• Extracted entries:

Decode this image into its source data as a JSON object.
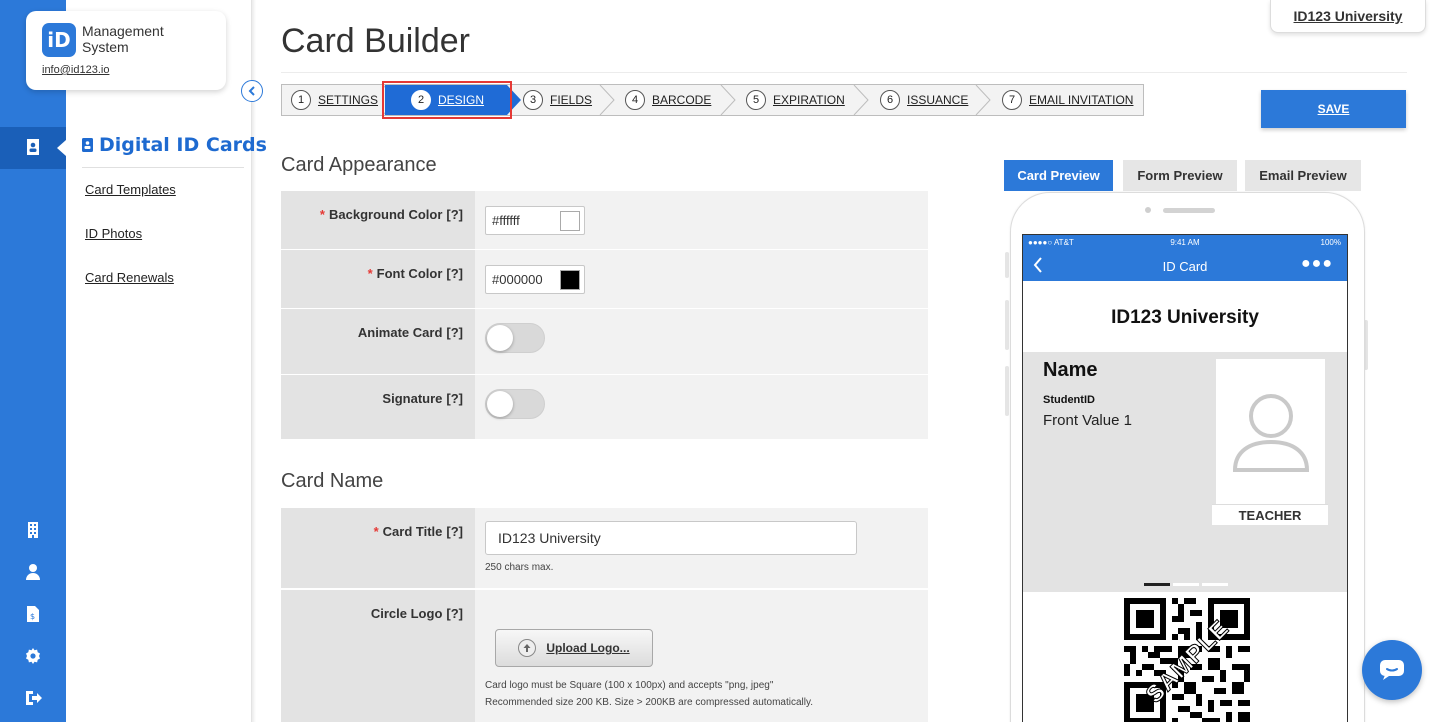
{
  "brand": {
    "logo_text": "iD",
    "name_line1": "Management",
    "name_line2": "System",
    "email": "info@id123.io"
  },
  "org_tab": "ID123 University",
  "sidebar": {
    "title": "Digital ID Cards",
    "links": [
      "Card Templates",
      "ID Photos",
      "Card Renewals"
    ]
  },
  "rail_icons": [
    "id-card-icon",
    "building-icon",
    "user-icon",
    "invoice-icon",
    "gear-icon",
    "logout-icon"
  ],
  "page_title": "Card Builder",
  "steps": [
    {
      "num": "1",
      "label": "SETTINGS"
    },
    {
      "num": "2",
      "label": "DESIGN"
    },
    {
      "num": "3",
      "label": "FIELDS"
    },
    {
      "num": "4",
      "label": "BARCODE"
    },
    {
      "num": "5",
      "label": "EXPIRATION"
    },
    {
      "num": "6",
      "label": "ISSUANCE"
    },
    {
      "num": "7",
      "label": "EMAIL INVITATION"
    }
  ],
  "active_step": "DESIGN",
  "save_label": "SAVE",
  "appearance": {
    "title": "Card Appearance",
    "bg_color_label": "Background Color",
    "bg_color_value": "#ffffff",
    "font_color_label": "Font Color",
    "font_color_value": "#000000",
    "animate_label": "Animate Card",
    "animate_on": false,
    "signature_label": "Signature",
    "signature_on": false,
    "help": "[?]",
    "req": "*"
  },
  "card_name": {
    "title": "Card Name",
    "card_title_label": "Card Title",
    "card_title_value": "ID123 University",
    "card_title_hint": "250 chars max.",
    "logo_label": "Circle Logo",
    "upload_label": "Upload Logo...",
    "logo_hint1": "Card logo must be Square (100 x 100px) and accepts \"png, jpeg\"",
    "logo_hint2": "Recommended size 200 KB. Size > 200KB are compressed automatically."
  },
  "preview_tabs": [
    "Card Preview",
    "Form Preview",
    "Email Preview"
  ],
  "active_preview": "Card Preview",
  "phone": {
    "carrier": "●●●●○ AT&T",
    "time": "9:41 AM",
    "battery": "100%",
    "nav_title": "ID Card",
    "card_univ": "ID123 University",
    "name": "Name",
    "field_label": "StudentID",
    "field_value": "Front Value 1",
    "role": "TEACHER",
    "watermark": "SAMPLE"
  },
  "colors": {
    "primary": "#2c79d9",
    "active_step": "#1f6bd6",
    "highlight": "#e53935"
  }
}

• Written problem: Output every entry exactly as given; pictures are not part of the copy.

• Full response:
Decode this image into its source data as a JSON object.
{
  "brand": {
    "logo_text": "iD",
    "name_line1": "Management",
    "name_line2": "System",
    "email": "info@id123.io"
  },
  "org_tab": "ID123 University",
  "sidebar": {
    "title": "Digital ID Cards",
    "links": [
      "Card Templates",
      "ID Photos",
      "Card Renewals"
    ]
  },
  "rail_icons": [
    "id-card-icon",
    "building-icon",
    "user-icon",
    "invoice-icon",
    "gear-icon",
    "logout-icon"
  ],
  "page_title": "Card Builder",
  "steps": [
    {
      "num": "1",
      "label": "SETTINGS"
    },
    {
      "num": "2",
      "label": "DESIGN"
    },
    {
      "num": "3",
      "label": "FIELDS"
    },
    {
      "num": "4",
      "label": "BARCODE"
    },
    {
      "num": "5",
      "label": "EXPIRATION"
    },
    {
      "num": "6",
      "label": "ISSUANCE"
    },
    {
      "num": "7",
      "label": "EMAIL INVITATION"
    }
  ],
  "active_step": "DESIGN",
  "save_label": "SAVE",
  "appearance": {
    "title": "Card Appearance",
    "bg_color_label": "Background Color",
    "bg_color_value": "#ffffff",
    "font_color_label": "Font Color",
    "font_color_value": "#000000",
    "animate_label": "Animate Card",
    "animate_on": false,
    "signature_label": "Signature",
    "signature_on": false,
    "help": "[?]",
    "req": "*"
  },
  "card_name": {
    "title": "Card Name",
    "card_title_label": "Card Title",
    "card_title_value": "ID123 University",
    "card_title_hint": "250 chars max.",
    "logo_label": "Circle Logo",
    "upload_label": "Upload Logo...",
    "logo_hint1": "Card logo must be Square (100 x 100px) and accepts \"png, jpeg\"",
    "logo_hint2": "Recommended size 200 KB. Size > 200KB are compressed automatically."
  },
  "preview_tabs": [
    "Card Preview",
    "Form Preview",
    "Email Preview"
  ],
  "active_preview": "Card Preview",
  "phone": {
    "carrier": "●●●●○ AT&T",
    "time": "9:41 AM",
    "battery": "100%",
    "nav_title": "ID Card",
    "card_univ": "ID123 University",
    "name": "Name",
    "field_label": "StudentID",
    "field_value": "Front Value 1",
    "role": "TEACHER",
    "watermark": "SAMPLE"
  },
  "colors": {
    "primary": "#2c79d9",
    "active_step": "#1f6bd6",
    "highlight": "#e53935"
  }
}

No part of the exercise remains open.